***** Provided material

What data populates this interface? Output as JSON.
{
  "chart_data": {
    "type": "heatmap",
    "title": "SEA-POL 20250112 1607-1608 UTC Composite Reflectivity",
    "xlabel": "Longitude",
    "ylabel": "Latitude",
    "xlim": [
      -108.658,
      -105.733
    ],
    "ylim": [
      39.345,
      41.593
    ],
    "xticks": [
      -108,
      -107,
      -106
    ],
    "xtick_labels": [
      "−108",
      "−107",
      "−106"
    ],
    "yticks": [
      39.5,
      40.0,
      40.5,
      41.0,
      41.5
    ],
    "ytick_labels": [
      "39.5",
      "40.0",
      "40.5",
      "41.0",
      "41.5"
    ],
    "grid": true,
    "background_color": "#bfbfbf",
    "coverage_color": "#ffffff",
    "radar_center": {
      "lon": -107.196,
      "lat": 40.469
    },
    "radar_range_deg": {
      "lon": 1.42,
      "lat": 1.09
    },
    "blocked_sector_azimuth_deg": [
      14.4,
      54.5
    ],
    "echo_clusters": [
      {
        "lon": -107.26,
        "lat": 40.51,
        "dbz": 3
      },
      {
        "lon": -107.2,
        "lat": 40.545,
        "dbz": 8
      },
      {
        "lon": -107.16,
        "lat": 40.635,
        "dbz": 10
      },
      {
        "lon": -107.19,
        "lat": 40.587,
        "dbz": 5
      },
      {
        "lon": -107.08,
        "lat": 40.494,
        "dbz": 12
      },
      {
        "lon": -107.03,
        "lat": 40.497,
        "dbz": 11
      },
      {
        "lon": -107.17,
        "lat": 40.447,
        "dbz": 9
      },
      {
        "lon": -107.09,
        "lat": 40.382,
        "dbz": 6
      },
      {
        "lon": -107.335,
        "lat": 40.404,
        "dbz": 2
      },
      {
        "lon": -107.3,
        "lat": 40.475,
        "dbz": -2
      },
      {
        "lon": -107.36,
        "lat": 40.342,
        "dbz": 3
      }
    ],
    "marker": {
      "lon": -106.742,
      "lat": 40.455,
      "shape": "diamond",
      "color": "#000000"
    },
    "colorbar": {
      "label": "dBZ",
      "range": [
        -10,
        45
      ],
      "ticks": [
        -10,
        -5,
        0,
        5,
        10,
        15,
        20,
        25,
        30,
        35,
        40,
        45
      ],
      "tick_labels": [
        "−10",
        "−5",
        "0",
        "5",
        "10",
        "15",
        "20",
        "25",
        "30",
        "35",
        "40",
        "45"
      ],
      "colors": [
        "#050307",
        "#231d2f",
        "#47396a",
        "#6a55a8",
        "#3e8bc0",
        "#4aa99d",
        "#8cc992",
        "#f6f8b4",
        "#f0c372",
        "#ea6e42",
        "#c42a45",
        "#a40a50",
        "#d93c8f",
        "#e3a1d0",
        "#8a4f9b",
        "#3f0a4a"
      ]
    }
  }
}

**********

All of the entries above need to be reproduced exactly.

• _Expected answer_:
What data populates this interface? Output as JSON.
{
  "chart_data": {
    "type": "heatmap",
    "title": "SEA-POL 20250112 1607-1608 UTC Composite Reflectivity",
    "xlabel": "Longitude",
    "ylabel": "Latitude",
    "xlim": [
      -108.658,
      -105.733
    ],
    "ylim": [
      39.345,
      41.593
    ],
    "xticks": [
      -108,
      -107,
      -106
    ],
    "xtick_labels": [
      "−108",
      "−107",
      "−106"
    ],
    "yticks": [
      39.5,
      40.0,
      40.5,
      41.0,
      41.5
    ],
    "ytick_labels": [
      "39.5",
      "40.0",
      "40.5",
      "41.0",
      "41.5"
    ],
    "grid": true,
    "background_color": "#bfbfbf",
    "coverage_color": "#ffffff",
    "radar_center": {
      "lon": -107.196,
      "lat": 40.469
    },
    "radar_range_deg": {
      "lon": 1.42,
      "lat": 1.09
    },
    "blocked_sector_azimuth_deg": [
      14.4,
      54.5
    ],
    "echo_clusters": [
      {
        "lon": -107.26,
        "lat": 40.51,
        "dbz": 3
      },
      {
        "lon": -107.2,
        "lat": 40.545,
        "dbz": 8
      },
      {
        "lon": -107.16,
        "lat": 40.635,
        "dbz": 10
      },
      {
        "lon": -107.19,
        "lat": 40.587,
        "dbz": 5
      },
      {
        "lon": -107.08,
        "lat": 40.494,
        "dbz": 12
      },
      {
        "lon": -107.03,
        "lat": 40.497,
        "dbz": 11
      },
      {
        "lon": -107.17,
        "lat": 40.447,
        "dbz": 9
      },
      {
        "lon": -107.09,
        "lat": 40.382,
        "dbz": 6
      },
      {
        "lon": -107.335,
        "lat": 40.404,
        "dbz": 2
      },
      {
        "lon": -107.3,
        "lat": 40.475,
        "dbz": -2
      },
      {
        "lon": -107.36,
        "lat": 40.342,
        "dbz": 3
      }
    ],
    "marker": {
      "lon": -106.742,
      "lat": 40.455,
      "shape": "diamond",
      "color": "#000000"
    },
    "colorbar": {
      "label": "dBZ",
      "range": [
        -10,
        45
      ],
      "ticks": [
        -10,
        -5,
        0,
        5,
        10,
        15,
        20,
        25,
        30,
        35,
        40,
        45
      ],
      "tick_labels": [
        "−10",
        "−5",
        "0",
        "5",
        "10",
        "15",
        "20",
        "25",
        "30",
        "35",
        "40",
        "45"
      ],
      "colors": [
        "#050307",
        "#231d2f",
        "#47396a",
        "#6a55a8",
        "#3e8bc0",
        "#4aa99d",
        "#8cc992",
        "#f6f8b4",
        "#f0c372",
        "#ea6e42",
        "#c42a45",
        "#a40a50",
        "#d93c8f",
        "#e3a1d0",
        "#8a4f9b",
        "#3f0a4a"
      ]
    }
  }
}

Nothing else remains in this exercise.